Wherever a line holds the word "author", copy that line out.

Stored data

-*-

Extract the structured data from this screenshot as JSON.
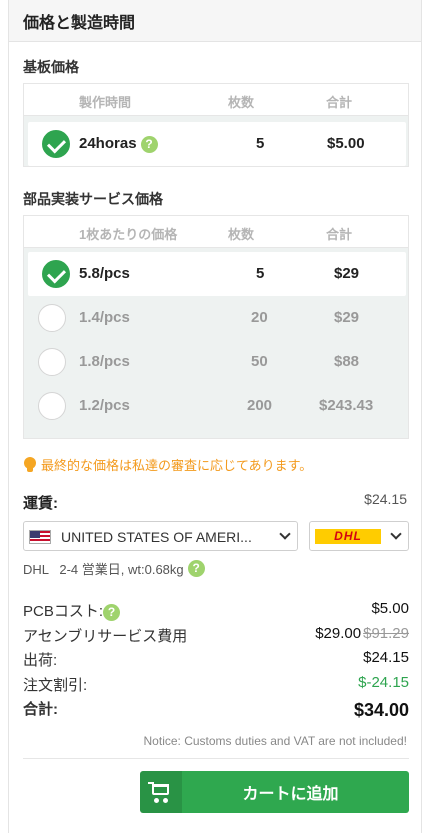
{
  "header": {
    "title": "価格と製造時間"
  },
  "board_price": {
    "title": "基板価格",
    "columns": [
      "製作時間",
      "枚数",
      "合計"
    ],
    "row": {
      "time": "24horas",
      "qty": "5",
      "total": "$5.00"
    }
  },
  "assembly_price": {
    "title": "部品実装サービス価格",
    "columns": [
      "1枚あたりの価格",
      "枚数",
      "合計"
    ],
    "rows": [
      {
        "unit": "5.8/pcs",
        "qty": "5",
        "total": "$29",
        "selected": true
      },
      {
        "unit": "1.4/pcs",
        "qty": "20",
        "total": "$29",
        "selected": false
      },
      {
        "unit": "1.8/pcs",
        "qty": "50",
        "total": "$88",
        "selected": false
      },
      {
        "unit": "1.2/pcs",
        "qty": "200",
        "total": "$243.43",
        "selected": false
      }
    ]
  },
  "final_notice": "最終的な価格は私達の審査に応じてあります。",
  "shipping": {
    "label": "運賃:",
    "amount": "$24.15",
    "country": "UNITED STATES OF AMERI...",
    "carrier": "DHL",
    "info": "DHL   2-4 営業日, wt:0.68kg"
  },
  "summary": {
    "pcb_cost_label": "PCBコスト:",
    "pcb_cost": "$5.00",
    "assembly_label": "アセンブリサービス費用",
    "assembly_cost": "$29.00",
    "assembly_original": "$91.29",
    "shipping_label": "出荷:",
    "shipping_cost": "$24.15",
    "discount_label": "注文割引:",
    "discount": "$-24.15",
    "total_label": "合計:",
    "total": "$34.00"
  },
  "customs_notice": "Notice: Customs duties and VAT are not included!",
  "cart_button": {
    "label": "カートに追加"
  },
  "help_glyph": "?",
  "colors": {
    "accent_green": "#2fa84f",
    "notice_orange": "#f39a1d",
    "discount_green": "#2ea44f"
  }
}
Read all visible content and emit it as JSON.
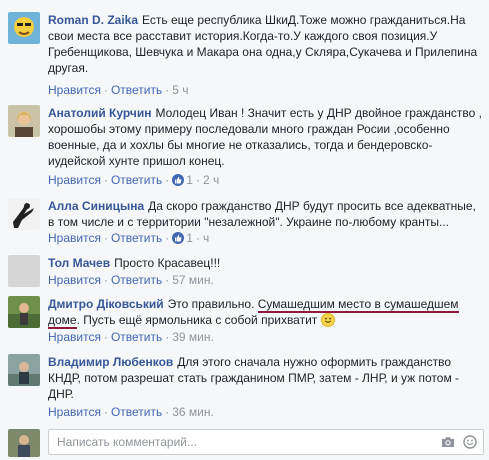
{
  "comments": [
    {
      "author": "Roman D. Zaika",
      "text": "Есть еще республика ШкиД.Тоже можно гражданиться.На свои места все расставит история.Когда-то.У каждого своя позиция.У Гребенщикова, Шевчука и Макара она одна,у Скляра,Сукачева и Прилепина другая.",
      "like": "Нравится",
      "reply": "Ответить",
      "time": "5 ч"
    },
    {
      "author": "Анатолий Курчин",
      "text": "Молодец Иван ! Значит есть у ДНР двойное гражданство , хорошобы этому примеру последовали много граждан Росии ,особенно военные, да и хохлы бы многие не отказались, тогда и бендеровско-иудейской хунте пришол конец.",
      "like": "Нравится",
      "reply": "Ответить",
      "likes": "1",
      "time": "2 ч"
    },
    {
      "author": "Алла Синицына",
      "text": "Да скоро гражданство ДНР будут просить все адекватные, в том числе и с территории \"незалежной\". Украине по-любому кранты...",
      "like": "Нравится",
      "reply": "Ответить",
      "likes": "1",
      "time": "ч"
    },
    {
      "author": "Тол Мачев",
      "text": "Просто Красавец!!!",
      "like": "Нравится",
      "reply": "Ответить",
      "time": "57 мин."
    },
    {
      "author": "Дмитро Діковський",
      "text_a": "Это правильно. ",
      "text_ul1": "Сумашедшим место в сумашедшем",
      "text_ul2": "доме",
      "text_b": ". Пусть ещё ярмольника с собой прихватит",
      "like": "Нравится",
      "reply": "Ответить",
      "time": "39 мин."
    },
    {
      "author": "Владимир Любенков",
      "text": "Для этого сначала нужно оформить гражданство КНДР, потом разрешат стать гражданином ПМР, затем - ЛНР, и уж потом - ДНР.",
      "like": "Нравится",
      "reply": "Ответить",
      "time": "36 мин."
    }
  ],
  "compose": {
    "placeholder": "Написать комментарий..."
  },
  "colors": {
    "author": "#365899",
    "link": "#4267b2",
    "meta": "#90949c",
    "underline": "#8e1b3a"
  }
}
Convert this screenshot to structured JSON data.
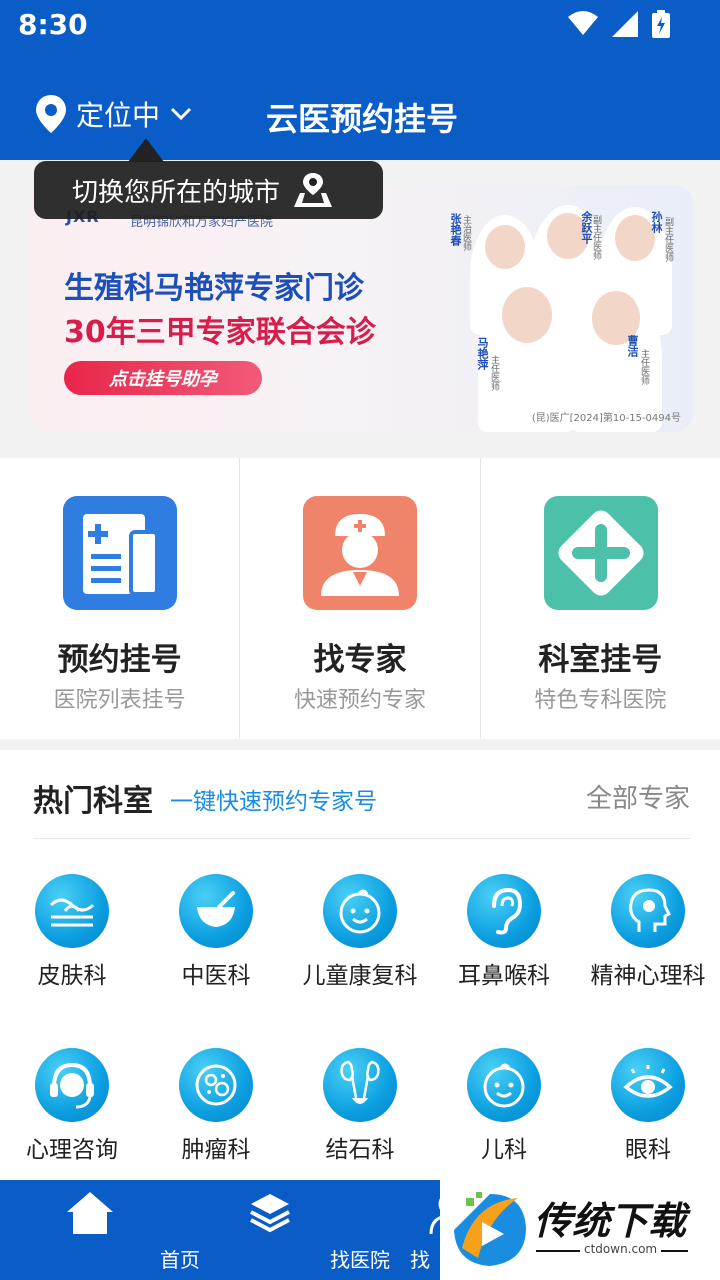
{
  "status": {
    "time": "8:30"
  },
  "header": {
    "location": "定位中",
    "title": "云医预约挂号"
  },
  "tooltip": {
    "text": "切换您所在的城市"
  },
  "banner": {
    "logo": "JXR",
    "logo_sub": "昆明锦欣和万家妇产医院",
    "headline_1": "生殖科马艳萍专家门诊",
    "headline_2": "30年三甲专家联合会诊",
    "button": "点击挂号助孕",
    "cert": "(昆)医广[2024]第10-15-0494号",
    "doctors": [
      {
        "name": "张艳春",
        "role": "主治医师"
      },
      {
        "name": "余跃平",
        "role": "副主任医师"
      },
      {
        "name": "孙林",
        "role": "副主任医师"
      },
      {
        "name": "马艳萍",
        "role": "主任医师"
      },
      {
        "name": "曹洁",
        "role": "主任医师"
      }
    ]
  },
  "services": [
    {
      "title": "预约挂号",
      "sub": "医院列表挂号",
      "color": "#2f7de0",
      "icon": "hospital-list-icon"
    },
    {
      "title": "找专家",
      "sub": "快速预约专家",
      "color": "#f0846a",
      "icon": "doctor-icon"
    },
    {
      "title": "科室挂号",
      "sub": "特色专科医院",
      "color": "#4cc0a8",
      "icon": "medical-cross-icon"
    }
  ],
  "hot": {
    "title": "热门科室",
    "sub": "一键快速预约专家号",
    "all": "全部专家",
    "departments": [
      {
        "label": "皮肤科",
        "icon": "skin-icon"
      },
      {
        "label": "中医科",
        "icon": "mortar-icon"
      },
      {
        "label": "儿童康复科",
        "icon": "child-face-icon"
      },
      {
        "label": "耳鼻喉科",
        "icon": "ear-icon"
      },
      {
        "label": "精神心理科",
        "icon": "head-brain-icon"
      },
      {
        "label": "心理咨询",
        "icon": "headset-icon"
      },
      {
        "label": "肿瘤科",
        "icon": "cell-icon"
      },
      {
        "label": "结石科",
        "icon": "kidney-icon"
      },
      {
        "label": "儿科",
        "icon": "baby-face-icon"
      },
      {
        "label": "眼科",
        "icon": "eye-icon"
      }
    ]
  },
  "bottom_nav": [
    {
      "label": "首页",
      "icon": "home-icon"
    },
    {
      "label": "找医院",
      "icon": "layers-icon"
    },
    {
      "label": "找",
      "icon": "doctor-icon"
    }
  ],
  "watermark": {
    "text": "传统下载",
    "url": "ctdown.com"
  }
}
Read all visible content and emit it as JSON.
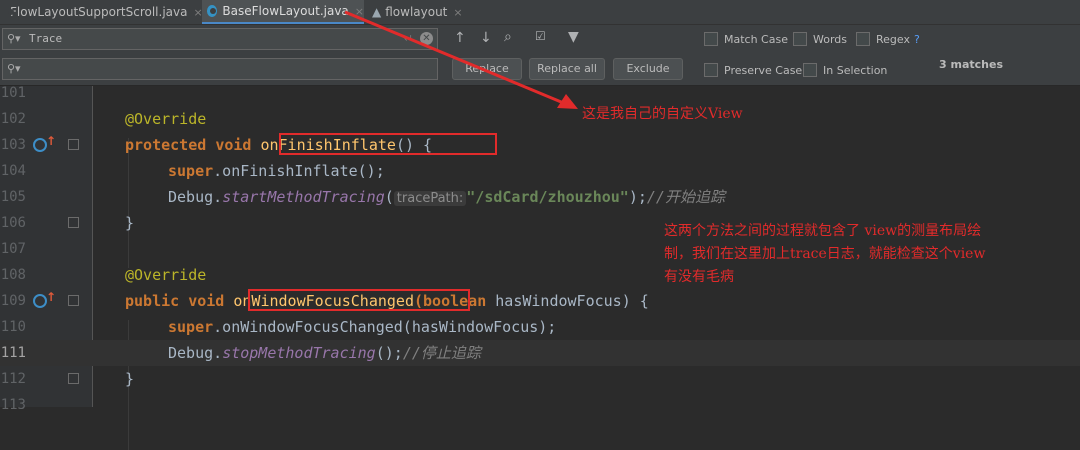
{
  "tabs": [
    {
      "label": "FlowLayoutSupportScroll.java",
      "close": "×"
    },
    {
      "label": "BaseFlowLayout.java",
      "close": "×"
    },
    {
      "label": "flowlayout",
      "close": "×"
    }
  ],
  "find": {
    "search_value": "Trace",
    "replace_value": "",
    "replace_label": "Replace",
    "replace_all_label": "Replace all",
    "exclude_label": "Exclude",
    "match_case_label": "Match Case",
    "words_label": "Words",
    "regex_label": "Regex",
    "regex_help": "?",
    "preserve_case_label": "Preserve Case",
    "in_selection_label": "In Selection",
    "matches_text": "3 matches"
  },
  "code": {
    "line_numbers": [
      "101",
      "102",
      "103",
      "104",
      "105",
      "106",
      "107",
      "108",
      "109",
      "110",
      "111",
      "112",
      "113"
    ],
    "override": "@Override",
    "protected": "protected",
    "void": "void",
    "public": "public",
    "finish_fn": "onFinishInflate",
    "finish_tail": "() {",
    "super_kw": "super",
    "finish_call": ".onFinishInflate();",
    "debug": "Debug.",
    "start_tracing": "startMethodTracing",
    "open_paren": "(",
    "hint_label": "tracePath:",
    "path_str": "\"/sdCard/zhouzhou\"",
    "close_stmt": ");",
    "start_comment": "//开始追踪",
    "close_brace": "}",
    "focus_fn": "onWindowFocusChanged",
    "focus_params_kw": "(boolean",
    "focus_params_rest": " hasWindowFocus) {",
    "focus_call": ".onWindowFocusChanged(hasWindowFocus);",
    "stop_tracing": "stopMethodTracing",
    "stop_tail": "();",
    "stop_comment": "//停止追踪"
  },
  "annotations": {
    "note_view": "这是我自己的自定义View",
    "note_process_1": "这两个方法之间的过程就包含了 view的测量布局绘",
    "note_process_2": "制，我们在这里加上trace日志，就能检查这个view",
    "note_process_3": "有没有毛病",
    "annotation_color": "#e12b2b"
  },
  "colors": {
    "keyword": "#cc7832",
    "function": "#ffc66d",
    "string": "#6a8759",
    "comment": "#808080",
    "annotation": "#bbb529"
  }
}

-*-

Written answer
      "author": "Roman D. Zaika",
      "author": "Анатолий Курчин",
      "author": "Алла Синицына",
      "author": "Тол Мачев",
      "author": "Дмитро Діковський",
      "author": "Владимир Любенков",
    "author": "#365899",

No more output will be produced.